Document

Performance Issues in Mobile Video Telephony
After having given an overview of the standards for
mobile video telephony, including CS/PS terminals and call control
issues in 3GPP networks, in this section we will make some
considerations for and remarks on performance. In particular error
resilience, QoS profiles for conversational service, QoS metrics for
video, video quality results for 3G-324M terminals, SIP signaling
delay, and RTCP reporting capability aspects will be analyzed.
21.5.1 Error Resilience and QoS
In mobile video telephony special attention must
be paid to error resilience issues. Because an efficient system must
operate with minimal end-to-end delays, often there is not enough time
for media reparation, whenever media is hit by errors due to the lossy
characteristics of the air interface. In most of the cases, forward
error correction (or redundancy coding) is the only means to provide
error resilience within the imposed delays. In addition, to reduce the
impact of data corruption and packet losses on the received media, some
special shrewdness also can be taken. Here we will focus on PS video
telephony systems.
When encoding a video signal using the H.263 Profile 3,
the achieved error resilience is higher than the baseline H.263. MPEG-4
visual offers also advanced tools for error resilience, such as data
partitioning, RVLC (Reversible Variable Length Codes) and
resynchronization markers. To guarantee low delay, the specification [56]
recommends that the video packets must be no larger than 512 bytes. In
general, the smaller the packets, the smaller the amount of video data
lost (and the visual quality loss) in case of packet losses. On the
other hand, too-small packets produce excessive RTP/UDP/IP header
overhead. The choice of the right packet size is a trade-off between
error resilience, delay, and bandwidth occupancy. The packet size also
can be changed dynamically on the fly, based on the condition of the
network link.
When encoding and packetizing speech data with AMR or AMR-WB, the specification [57] mandates (or forbids) the use of certain codec options:
-
Speech data must be packetized using bandwidth-efficient operations. The encapsulation algorithm [58] offers both bit and byte alignment of data. The former is more efficient in terms of bandwidth usage.
-
Encapsulation of no more than one speech frame
into an RTP packet to keep the delay at the minimum. One AMR speech
frame is of 20-ms duration. This implies that the packet rate at the
videophone terminal is 50 packets per second for both incoming and
outgoing RTP flows.
-
The multichannel session shall not be used.
-
Interleaving shall not be used. This causes an increase in delay.
-
Internal CRC shall not be used. Data correction is performed in the lower layers of the protocol stack. This saves bandwidth.
For the transmission of real-time text using T.140, the
use of redundancy coding is recommended to provide a better error
resilience. [59]
At the network level, 3GPP specifications offer the
possibility to configure the QoS profile for a conversational
multimedia application running over a conversational PDP context. The
specification [60] defines the recommended target figures for error rates and delays:
In CS networks, errors in the air interface
produce single bit errors in the video packet payload. A video decoder
is generally resilient to bit error rates up to 10–3. In PS networks,
errors in the air interface produce erroneous packets that generally
are not forwarded to the higher protocol layers than IP. So, they are
regarded as lost packets. In this case, SDU error ratios as indicated
previously can be used to provide enough media resilience from packet
losses.

Written instruction 1
Write out the passage on mobile video telephony performance word for word, starting with "When encoding and" and going on through "increase in delay.".
Written instruction 2
Reproduce the records verbatim, starting with their first line and going on through the line with "corner-tag: චිඥ bbox=[184, 1640, 358, 1700]".

Raw records
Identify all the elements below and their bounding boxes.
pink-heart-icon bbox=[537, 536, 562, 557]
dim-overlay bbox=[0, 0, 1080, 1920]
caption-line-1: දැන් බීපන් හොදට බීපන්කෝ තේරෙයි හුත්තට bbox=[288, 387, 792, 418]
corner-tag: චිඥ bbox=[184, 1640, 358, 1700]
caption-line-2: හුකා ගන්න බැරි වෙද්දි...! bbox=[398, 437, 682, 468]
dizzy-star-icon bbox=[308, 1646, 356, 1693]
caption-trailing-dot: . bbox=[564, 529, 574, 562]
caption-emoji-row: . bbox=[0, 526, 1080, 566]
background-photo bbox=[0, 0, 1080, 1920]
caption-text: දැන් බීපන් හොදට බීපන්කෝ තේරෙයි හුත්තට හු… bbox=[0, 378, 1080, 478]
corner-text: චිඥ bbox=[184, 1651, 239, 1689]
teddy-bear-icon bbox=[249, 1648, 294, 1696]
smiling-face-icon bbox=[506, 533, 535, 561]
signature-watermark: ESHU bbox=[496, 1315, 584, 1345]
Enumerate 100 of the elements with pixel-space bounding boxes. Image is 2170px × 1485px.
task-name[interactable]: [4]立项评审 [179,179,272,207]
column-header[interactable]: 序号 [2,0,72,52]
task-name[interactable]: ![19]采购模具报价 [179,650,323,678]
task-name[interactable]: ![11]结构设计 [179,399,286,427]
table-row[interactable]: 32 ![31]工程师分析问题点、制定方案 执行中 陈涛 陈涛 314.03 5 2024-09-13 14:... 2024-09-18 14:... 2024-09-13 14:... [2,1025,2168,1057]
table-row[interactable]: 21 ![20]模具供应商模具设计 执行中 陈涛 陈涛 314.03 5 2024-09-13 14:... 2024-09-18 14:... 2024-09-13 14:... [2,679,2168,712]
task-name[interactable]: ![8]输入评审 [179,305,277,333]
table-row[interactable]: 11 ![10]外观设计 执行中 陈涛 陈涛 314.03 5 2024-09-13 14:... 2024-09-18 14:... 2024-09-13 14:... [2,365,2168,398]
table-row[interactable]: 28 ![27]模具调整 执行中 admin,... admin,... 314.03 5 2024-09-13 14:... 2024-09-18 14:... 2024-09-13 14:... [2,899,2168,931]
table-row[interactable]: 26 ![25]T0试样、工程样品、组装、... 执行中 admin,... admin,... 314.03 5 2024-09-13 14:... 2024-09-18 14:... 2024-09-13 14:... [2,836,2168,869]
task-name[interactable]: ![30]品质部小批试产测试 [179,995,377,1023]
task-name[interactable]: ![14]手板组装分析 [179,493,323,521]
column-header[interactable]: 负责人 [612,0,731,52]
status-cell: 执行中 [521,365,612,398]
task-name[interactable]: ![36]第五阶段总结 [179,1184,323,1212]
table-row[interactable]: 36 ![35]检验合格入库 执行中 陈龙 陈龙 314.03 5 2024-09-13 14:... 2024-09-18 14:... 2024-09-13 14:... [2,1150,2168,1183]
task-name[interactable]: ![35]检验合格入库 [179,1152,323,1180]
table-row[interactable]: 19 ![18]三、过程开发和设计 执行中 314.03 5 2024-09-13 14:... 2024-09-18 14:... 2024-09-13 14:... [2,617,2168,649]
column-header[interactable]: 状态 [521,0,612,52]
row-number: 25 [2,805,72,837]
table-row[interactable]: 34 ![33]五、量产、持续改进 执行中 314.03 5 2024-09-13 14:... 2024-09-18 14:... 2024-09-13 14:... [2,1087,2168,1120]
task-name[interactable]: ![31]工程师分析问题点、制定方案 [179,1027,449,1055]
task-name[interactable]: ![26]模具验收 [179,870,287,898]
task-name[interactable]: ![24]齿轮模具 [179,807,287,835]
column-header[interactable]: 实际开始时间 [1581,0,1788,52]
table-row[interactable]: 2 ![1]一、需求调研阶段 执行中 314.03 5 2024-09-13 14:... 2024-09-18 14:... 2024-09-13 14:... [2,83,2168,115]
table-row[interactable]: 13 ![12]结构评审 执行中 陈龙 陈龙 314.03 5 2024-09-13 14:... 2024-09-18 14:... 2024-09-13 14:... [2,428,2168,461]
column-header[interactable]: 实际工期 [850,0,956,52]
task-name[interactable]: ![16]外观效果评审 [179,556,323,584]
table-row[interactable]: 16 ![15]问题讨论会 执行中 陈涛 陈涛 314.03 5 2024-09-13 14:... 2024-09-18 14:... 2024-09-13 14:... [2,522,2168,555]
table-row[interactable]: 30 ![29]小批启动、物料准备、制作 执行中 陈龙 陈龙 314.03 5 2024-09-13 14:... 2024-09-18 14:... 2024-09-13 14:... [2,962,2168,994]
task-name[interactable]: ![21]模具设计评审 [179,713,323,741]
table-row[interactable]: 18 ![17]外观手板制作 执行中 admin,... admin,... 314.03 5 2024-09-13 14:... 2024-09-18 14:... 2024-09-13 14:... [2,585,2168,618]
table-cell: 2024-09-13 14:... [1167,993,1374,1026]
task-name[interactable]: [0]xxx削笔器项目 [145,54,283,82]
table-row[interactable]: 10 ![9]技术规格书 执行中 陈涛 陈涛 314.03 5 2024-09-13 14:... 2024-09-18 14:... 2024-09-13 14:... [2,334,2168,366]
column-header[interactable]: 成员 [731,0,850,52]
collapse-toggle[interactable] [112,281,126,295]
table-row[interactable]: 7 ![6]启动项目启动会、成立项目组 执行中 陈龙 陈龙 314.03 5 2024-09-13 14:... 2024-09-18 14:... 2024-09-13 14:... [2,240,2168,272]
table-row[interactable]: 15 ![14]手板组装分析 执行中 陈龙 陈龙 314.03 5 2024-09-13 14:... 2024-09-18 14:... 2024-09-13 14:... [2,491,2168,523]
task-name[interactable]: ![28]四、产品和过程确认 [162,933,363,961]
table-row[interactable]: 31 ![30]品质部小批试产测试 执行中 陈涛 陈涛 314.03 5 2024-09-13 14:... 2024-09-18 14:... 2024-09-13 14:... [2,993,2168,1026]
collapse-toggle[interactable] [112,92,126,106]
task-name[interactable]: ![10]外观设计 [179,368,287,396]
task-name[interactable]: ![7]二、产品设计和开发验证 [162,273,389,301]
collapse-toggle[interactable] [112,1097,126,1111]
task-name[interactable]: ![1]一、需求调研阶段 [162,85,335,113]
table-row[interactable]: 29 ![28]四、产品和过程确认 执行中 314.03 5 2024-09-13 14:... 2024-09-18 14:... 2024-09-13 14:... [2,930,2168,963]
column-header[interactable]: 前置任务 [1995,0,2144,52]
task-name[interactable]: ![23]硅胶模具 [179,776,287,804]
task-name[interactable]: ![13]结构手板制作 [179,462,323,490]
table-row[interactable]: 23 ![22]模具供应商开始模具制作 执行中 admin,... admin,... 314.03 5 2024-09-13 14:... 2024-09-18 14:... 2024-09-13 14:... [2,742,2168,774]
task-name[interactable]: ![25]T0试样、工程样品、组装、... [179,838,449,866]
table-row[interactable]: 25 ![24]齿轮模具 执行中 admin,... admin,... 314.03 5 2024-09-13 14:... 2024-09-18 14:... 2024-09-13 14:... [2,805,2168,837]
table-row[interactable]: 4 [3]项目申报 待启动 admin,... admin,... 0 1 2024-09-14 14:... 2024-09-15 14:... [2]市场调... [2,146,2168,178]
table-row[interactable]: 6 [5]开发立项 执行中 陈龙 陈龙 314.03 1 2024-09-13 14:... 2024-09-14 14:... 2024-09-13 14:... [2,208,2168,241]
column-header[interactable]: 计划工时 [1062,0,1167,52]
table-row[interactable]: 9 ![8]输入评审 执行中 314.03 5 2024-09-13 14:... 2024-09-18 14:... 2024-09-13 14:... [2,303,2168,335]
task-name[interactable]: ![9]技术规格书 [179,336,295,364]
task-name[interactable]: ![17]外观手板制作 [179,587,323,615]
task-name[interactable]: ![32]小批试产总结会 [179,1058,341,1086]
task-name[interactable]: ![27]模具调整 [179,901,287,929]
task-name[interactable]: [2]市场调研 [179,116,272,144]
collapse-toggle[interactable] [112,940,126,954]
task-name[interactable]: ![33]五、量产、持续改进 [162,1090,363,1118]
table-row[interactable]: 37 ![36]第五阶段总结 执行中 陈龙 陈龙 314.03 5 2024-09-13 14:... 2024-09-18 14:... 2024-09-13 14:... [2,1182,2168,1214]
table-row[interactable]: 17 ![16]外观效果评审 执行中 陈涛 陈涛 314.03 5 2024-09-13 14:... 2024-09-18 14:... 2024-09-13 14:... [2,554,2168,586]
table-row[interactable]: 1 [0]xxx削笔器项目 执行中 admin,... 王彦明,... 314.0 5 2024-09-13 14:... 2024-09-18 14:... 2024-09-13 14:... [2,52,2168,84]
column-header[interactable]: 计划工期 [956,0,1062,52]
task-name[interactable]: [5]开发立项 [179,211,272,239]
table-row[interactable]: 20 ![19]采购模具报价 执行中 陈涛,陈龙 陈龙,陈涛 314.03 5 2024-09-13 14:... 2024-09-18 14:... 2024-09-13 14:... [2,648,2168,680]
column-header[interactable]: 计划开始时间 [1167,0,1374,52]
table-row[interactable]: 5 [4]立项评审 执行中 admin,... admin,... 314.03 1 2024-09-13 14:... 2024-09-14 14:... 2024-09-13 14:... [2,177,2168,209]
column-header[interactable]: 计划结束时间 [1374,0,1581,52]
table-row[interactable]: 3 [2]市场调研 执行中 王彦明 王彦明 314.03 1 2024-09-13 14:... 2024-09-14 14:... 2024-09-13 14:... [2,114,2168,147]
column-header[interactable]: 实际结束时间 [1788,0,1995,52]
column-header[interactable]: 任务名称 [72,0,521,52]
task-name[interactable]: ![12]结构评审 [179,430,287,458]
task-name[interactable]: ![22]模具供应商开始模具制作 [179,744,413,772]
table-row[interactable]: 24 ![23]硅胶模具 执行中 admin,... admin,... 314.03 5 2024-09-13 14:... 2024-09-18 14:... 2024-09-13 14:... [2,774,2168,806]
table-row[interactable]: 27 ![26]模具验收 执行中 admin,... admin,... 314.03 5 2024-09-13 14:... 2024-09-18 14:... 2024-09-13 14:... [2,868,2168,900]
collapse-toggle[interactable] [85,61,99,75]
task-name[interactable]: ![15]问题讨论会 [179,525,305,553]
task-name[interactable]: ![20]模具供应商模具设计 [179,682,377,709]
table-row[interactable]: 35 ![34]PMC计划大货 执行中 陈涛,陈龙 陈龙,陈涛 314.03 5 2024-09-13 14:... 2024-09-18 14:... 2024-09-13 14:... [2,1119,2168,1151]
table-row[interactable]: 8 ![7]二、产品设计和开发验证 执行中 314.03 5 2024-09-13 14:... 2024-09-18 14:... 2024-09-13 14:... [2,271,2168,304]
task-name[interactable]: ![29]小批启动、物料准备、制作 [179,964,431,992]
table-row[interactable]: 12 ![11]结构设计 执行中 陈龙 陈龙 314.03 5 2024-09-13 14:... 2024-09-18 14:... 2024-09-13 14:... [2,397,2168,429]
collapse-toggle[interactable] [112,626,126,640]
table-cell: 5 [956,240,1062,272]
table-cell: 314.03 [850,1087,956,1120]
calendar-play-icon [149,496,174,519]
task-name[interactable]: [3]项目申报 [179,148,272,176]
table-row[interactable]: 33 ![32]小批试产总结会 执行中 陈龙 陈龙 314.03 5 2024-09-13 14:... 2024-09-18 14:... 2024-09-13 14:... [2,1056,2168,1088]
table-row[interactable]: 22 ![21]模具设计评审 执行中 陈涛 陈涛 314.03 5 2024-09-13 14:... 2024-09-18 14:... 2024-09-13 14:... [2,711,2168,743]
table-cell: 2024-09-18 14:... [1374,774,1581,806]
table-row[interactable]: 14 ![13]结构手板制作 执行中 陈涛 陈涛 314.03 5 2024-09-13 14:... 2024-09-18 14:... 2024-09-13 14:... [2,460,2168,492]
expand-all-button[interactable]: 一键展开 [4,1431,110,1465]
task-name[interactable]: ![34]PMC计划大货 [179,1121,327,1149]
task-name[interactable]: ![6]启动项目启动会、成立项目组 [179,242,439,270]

Complete answer 1
When encoding and packetizing speech data with AMR or AMR-WB, the specification [57] mandates (or forbids) the use of certain codec options:
-
Speech data must be packetized using bandwidth-efficient operations. The encapsulation algorithm [58] offers both bit and byte alignment of data. The former is more efficient in terms of bandwidth usage.
-
Encapsulation of no more than one speech frame
into an RTP packet to keep the delay at the minimum. One AMR speech
frame is of 20-ms duration. This implies that the packet rate at the
videophone terminal is 50 packets per second for both incoming and
outgoing RTP flows.
-
The multichannel session shall not be used.
-
Interleaving shall not be used. This causes an increase in delay.

Complete answer 2
Identify all the elements below and their bounding boxes.
pink-heart-icon bbox=[537, 536, 562, 557]
dim-overlay bbox=[0, 0, 1080, 1920]
caption-line-1: දැන් බීපන් හොදට බීපන්කෝ තේරෙයි හුත්තට bbox=[288, 387, 792, 418]
corner-tag: චිඥ bbox=[184, 1640, 358, 1700]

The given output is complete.